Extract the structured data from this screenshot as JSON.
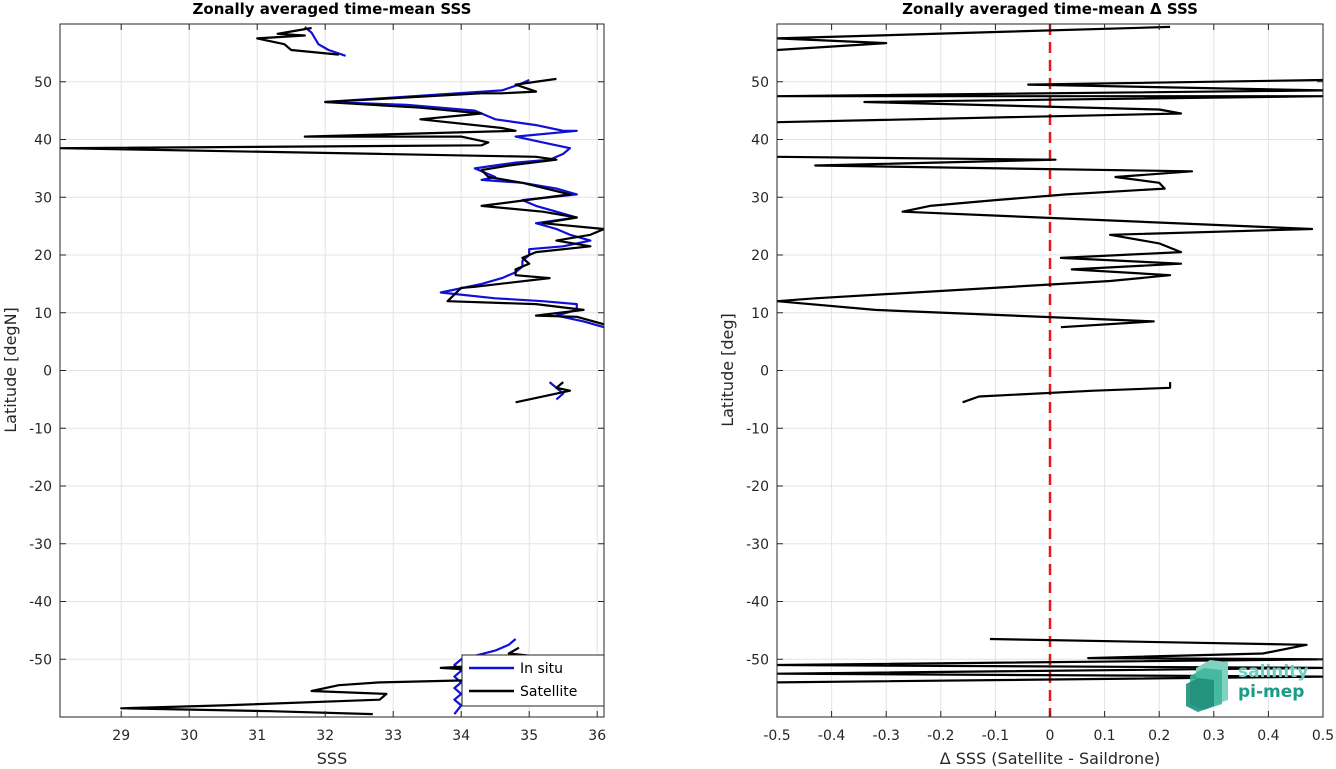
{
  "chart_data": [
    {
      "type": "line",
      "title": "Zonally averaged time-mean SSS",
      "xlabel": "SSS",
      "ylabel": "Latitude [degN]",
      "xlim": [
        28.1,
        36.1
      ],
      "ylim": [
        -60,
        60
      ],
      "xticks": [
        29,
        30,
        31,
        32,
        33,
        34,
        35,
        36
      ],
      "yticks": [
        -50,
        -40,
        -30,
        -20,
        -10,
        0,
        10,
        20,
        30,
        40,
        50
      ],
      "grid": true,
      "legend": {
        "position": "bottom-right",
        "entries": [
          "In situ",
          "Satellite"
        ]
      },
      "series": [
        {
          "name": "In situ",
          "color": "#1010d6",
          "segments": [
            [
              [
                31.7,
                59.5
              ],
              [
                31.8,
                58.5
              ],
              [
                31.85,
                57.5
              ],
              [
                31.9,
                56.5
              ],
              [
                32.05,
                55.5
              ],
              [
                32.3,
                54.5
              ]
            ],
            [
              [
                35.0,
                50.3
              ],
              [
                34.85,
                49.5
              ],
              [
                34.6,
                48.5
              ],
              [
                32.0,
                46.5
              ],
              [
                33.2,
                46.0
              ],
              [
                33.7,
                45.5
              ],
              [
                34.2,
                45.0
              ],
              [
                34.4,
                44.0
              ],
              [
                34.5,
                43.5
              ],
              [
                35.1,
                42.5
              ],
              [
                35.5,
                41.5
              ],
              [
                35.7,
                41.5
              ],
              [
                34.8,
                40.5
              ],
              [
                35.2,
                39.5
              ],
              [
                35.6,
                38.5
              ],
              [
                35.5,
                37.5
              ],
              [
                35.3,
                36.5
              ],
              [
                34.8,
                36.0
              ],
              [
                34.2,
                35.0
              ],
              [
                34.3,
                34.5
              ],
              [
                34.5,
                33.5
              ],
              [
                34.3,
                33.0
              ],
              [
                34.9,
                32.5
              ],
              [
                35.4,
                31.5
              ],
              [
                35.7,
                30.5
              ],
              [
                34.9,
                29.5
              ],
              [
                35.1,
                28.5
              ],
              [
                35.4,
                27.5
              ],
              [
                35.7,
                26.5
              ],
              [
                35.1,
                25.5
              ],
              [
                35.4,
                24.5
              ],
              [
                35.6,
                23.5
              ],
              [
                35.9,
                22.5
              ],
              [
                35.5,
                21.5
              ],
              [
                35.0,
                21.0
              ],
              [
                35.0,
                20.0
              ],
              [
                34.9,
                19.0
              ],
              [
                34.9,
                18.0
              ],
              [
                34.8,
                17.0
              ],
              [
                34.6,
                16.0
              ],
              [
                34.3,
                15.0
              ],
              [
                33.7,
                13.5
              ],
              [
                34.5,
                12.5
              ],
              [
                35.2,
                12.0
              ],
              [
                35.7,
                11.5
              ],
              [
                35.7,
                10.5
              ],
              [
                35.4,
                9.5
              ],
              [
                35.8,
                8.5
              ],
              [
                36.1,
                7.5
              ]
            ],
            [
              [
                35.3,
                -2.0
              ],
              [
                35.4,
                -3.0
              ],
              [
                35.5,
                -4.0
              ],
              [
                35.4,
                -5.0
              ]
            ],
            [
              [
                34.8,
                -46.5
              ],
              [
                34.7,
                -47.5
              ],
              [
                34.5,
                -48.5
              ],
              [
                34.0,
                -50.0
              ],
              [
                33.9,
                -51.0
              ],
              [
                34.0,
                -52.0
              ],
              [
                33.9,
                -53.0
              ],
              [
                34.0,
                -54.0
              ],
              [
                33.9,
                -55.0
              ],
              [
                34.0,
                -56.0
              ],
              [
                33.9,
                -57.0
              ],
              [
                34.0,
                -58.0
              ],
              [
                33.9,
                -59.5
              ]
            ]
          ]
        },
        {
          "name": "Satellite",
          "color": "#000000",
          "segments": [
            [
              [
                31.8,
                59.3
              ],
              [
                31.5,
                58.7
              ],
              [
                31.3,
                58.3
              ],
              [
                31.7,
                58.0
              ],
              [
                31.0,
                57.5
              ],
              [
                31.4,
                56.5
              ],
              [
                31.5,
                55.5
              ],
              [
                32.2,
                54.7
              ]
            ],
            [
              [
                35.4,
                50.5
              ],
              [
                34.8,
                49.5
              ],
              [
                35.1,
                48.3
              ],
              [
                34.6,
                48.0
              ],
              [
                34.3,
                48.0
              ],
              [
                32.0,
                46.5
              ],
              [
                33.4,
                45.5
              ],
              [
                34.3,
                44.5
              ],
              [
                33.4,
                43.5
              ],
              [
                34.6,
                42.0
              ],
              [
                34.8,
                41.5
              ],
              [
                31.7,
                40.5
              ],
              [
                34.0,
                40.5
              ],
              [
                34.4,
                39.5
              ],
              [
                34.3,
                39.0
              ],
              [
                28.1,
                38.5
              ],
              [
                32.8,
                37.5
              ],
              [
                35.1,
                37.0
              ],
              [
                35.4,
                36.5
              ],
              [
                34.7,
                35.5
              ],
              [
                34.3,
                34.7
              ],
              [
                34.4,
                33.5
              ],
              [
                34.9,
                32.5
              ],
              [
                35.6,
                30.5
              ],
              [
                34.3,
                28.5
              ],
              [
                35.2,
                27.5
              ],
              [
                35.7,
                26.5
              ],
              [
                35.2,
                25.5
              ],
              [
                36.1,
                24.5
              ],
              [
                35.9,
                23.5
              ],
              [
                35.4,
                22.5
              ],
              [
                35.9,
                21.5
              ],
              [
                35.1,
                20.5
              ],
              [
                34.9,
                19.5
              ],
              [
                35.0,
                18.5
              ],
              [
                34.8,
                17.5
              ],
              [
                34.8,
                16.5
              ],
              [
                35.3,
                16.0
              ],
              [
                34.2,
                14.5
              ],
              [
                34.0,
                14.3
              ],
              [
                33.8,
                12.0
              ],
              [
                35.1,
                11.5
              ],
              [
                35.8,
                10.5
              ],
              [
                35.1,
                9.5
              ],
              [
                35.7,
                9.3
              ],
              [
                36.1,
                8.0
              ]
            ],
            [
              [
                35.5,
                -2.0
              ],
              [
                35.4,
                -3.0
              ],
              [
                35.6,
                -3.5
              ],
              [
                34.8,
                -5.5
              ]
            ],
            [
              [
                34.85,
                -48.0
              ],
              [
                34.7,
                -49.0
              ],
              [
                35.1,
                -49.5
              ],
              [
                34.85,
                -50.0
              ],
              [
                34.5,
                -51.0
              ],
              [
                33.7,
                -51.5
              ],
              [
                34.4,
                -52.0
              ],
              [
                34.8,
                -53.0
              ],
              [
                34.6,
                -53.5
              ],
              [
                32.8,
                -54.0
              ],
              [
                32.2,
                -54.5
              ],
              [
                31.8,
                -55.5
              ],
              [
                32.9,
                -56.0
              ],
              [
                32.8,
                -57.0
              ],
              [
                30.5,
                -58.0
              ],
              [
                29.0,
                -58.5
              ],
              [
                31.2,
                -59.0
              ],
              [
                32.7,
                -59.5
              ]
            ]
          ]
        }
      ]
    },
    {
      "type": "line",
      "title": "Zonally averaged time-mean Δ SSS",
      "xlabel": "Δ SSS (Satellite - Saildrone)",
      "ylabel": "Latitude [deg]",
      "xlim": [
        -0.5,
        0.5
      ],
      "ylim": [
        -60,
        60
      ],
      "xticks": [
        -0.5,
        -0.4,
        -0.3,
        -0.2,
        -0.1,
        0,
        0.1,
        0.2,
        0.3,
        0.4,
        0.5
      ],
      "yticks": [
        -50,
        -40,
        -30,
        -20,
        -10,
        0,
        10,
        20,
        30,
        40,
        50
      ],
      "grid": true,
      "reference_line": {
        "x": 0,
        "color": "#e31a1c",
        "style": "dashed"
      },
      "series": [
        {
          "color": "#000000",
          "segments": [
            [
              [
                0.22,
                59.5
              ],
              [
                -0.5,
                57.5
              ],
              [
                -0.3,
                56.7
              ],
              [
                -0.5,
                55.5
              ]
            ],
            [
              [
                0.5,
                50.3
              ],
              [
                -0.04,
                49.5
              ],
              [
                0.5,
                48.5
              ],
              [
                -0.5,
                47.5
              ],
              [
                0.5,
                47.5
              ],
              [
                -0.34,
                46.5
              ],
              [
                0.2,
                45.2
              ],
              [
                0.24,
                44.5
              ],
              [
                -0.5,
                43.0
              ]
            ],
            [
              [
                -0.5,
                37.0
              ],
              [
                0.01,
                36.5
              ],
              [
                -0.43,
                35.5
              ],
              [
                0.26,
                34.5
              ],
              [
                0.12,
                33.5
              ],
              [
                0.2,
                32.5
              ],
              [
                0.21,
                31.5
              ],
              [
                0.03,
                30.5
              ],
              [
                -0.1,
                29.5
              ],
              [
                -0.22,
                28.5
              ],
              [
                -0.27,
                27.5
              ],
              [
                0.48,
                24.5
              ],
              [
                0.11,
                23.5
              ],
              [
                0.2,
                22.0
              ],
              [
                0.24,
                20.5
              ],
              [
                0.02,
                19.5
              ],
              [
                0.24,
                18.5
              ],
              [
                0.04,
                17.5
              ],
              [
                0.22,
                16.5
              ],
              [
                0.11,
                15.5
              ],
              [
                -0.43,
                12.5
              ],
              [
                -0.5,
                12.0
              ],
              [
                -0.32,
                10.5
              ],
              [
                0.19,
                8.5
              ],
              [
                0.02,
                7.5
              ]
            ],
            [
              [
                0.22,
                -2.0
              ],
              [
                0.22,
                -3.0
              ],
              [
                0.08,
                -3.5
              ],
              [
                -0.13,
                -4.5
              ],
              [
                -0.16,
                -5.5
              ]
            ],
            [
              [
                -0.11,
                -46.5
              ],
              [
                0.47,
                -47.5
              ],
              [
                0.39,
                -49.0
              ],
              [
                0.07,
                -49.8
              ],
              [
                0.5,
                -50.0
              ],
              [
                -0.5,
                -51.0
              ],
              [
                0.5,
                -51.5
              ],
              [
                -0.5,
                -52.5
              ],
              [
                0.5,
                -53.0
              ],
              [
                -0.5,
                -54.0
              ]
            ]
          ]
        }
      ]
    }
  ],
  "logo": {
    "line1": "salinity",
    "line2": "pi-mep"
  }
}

* * *

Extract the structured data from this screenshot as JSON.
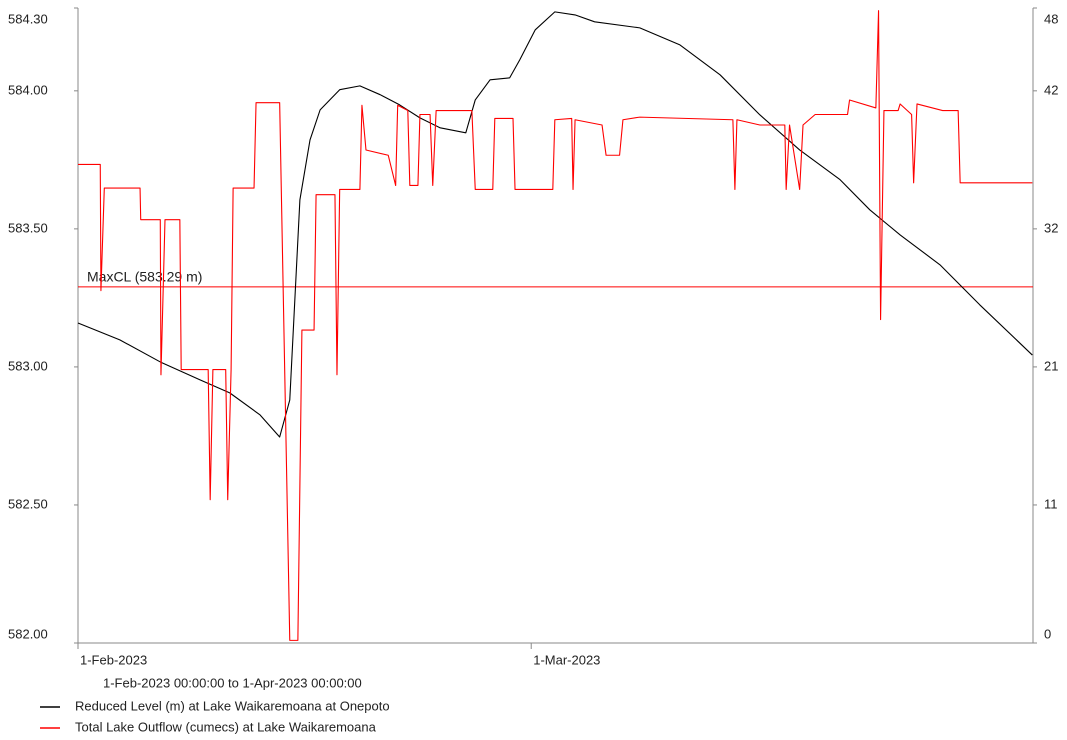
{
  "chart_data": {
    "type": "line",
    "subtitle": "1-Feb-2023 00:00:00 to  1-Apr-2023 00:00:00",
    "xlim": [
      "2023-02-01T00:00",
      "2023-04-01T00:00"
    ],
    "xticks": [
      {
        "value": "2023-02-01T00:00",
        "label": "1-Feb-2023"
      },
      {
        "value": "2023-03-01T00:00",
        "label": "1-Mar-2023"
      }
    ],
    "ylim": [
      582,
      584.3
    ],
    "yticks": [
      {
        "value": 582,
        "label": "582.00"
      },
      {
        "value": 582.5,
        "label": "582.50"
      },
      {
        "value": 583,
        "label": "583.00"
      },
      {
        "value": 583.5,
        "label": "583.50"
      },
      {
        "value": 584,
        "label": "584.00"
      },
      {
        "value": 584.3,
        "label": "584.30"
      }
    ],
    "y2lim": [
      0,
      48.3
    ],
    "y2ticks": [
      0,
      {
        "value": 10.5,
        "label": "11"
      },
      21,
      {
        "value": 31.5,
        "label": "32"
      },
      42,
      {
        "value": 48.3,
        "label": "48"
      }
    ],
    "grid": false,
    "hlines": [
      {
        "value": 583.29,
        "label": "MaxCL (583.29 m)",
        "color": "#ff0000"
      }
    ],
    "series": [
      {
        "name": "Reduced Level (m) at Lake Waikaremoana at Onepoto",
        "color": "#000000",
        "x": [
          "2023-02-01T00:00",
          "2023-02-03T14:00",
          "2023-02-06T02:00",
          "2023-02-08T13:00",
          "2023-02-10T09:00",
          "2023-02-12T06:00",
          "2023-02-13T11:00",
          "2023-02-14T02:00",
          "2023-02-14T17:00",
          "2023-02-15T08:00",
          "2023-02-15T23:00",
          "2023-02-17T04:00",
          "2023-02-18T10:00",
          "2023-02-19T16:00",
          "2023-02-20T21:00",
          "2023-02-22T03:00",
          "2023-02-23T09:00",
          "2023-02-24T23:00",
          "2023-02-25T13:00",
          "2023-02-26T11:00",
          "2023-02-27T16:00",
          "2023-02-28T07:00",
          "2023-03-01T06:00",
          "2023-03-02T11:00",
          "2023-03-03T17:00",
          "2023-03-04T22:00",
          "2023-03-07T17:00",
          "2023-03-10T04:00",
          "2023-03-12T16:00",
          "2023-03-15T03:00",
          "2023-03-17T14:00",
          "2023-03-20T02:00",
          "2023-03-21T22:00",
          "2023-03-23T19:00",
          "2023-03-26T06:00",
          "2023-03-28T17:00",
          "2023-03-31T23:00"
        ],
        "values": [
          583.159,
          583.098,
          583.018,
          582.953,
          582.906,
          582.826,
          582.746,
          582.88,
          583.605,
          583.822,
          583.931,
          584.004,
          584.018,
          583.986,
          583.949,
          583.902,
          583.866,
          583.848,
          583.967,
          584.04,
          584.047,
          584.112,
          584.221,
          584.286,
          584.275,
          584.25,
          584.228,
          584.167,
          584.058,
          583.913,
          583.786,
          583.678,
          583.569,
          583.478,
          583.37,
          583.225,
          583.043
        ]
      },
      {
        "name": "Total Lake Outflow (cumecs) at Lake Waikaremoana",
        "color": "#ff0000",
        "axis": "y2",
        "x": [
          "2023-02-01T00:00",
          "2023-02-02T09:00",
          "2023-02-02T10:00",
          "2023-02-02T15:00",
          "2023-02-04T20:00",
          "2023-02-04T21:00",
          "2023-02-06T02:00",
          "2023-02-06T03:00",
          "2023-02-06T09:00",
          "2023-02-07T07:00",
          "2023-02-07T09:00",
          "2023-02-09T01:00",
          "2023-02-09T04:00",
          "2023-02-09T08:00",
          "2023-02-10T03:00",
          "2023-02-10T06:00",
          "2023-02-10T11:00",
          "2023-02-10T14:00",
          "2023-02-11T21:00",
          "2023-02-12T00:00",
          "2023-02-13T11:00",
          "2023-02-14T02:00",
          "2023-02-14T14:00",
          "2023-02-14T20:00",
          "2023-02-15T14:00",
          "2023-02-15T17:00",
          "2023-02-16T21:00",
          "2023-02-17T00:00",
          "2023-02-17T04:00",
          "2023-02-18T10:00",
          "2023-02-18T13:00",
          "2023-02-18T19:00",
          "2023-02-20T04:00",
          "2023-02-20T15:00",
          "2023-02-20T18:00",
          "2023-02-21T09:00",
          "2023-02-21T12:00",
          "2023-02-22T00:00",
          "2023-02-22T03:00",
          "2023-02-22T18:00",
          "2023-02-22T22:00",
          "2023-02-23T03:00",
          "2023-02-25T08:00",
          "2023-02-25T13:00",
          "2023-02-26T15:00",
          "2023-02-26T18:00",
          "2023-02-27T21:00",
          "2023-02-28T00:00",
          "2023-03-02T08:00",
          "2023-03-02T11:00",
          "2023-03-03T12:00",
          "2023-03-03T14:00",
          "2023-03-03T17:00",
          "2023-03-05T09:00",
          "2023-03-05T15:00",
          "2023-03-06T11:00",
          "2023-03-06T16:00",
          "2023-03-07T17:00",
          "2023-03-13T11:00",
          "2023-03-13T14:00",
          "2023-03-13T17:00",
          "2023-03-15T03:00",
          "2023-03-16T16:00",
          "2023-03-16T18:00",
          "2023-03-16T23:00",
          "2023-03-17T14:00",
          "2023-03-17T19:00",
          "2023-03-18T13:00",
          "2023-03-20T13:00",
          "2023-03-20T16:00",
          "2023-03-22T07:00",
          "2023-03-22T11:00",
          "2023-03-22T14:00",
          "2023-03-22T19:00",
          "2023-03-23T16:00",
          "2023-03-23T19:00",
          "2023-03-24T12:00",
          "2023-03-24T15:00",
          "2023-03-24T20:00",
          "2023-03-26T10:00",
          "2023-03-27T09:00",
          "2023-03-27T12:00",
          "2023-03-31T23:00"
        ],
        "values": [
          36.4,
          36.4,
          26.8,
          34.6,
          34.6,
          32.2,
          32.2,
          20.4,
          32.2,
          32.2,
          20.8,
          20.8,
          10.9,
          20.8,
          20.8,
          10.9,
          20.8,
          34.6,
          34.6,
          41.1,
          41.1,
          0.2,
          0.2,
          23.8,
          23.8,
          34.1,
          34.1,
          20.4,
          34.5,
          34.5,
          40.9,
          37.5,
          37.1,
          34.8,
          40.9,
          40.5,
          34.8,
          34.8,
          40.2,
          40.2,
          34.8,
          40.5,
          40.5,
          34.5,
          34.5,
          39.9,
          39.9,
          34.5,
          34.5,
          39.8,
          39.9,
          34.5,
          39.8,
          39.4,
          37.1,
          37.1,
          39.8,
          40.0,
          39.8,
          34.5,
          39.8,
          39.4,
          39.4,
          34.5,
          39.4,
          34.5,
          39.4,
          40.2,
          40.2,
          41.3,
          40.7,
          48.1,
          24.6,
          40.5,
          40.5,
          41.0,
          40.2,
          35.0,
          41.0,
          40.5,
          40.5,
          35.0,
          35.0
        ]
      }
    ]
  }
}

--

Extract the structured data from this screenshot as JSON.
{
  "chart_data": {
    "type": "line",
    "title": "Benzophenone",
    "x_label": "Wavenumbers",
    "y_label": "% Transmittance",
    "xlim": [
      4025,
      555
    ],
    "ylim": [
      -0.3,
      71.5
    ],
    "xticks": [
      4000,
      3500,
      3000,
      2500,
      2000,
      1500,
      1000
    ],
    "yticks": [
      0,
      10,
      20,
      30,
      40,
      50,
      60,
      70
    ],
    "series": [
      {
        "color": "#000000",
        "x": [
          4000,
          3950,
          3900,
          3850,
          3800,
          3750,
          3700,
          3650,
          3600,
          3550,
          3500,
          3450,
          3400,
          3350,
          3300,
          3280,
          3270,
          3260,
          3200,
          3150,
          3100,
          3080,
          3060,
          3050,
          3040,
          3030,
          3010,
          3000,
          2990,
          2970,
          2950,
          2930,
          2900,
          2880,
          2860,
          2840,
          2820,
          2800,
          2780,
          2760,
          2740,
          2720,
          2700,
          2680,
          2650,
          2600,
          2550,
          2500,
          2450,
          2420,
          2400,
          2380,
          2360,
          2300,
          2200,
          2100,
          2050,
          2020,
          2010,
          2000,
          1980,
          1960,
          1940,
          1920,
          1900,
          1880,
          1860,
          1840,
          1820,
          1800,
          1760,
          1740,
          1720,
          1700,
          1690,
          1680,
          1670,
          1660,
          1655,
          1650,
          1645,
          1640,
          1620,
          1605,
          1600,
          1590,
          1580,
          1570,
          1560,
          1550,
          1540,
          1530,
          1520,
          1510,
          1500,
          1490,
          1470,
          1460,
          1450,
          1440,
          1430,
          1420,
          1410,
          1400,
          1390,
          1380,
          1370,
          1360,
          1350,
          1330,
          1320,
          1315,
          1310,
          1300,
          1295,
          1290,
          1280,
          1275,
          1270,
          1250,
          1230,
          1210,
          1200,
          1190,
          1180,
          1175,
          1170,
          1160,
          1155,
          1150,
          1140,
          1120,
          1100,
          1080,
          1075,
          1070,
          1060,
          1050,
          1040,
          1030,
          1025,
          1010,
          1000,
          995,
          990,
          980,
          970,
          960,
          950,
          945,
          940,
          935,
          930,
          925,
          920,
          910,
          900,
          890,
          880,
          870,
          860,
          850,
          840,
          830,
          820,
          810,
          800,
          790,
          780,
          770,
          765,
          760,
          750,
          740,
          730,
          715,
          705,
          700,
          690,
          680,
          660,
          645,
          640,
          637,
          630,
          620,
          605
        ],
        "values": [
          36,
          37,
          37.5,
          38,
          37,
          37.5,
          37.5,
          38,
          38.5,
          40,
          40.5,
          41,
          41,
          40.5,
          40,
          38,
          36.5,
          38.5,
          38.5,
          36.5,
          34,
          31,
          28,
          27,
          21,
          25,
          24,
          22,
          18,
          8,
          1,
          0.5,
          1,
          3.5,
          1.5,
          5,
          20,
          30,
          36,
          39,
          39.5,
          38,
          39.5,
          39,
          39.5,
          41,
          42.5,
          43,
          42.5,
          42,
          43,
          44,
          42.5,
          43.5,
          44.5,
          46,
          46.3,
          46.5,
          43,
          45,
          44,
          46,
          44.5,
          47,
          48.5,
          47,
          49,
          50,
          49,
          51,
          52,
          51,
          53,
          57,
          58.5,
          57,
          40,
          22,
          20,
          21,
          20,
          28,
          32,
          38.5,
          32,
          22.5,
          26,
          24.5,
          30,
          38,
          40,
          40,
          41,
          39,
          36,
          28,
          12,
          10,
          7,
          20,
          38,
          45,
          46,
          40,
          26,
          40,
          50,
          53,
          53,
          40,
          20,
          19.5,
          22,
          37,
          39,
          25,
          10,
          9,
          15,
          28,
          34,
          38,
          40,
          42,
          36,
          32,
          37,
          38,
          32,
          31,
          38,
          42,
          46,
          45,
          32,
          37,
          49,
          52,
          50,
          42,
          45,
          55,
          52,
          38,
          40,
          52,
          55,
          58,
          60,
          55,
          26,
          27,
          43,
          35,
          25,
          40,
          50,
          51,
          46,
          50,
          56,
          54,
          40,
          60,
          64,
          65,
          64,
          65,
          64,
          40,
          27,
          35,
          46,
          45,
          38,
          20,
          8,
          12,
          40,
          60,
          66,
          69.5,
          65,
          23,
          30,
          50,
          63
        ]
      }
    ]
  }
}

STATED EXERCISE: Select every line above that contains the word "ylabel", and copy it.

RESULT:
      "ylabel": "Latitude [degN]",
      "ylabel": "Latitude [deg]",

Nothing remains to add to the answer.